START Information provided
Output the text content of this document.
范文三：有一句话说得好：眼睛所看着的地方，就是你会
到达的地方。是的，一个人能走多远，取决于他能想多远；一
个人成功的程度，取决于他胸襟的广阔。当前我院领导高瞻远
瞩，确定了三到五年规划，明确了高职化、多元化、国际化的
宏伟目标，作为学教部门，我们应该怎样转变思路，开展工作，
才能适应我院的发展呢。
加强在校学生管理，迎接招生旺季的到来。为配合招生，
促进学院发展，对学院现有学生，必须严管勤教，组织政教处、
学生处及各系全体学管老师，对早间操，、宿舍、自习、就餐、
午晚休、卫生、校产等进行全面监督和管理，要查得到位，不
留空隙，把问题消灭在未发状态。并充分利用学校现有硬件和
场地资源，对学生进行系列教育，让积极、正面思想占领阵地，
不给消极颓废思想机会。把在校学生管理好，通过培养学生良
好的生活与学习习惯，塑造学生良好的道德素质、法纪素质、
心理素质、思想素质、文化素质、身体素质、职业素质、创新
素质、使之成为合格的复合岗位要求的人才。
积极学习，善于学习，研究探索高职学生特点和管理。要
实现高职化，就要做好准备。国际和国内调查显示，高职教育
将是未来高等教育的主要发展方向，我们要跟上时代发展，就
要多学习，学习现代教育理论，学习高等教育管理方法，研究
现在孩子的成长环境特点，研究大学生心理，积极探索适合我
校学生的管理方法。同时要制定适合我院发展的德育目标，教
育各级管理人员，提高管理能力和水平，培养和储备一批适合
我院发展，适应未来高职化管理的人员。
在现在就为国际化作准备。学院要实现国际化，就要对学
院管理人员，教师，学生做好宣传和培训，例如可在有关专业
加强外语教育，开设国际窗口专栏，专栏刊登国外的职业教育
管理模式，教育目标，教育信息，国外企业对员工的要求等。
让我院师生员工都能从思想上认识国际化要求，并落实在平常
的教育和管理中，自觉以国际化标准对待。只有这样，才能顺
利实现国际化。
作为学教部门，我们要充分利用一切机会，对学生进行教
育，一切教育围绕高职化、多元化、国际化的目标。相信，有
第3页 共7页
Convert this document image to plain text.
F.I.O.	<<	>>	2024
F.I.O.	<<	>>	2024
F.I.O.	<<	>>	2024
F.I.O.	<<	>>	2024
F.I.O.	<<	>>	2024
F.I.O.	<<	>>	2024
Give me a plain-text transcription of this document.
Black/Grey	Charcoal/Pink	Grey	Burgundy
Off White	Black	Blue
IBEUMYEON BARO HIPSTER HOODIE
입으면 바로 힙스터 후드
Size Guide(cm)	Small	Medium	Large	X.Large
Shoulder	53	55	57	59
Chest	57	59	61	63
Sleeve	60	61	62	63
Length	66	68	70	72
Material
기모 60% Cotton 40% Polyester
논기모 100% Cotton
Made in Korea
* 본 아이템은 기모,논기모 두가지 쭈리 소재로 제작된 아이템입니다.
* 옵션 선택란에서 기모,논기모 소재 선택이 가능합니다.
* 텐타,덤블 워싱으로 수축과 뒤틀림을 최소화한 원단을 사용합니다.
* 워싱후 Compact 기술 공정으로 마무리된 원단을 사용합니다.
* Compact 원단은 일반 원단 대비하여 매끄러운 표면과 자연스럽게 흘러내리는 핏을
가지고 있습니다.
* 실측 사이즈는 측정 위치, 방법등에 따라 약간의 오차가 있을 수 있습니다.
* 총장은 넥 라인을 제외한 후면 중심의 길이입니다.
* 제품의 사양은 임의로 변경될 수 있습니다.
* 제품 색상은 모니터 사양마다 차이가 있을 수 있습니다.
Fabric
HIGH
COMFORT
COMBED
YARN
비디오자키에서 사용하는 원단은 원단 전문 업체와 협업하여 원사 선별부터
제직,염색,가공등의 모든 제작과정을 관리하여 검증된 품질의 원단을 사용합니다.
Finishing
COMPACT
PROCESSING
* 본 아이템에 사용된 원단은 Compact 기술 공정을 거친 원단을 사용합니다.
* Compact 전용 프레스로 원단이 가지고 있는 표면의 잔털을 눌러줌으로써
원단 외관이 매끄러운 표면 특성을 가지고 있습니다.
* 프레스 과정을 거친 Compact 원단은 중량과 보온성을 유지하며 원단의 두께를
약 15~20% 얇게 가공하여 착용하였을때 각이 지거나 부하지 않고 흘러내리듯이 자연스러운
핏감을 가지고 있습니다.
END Information provided
What to work on
Locate all lines holding the word "Black", then copy them out.

Solution for this task
Black/Grey	Charcoal/Pink	Grey	Burgundy
Off White	Black	Blue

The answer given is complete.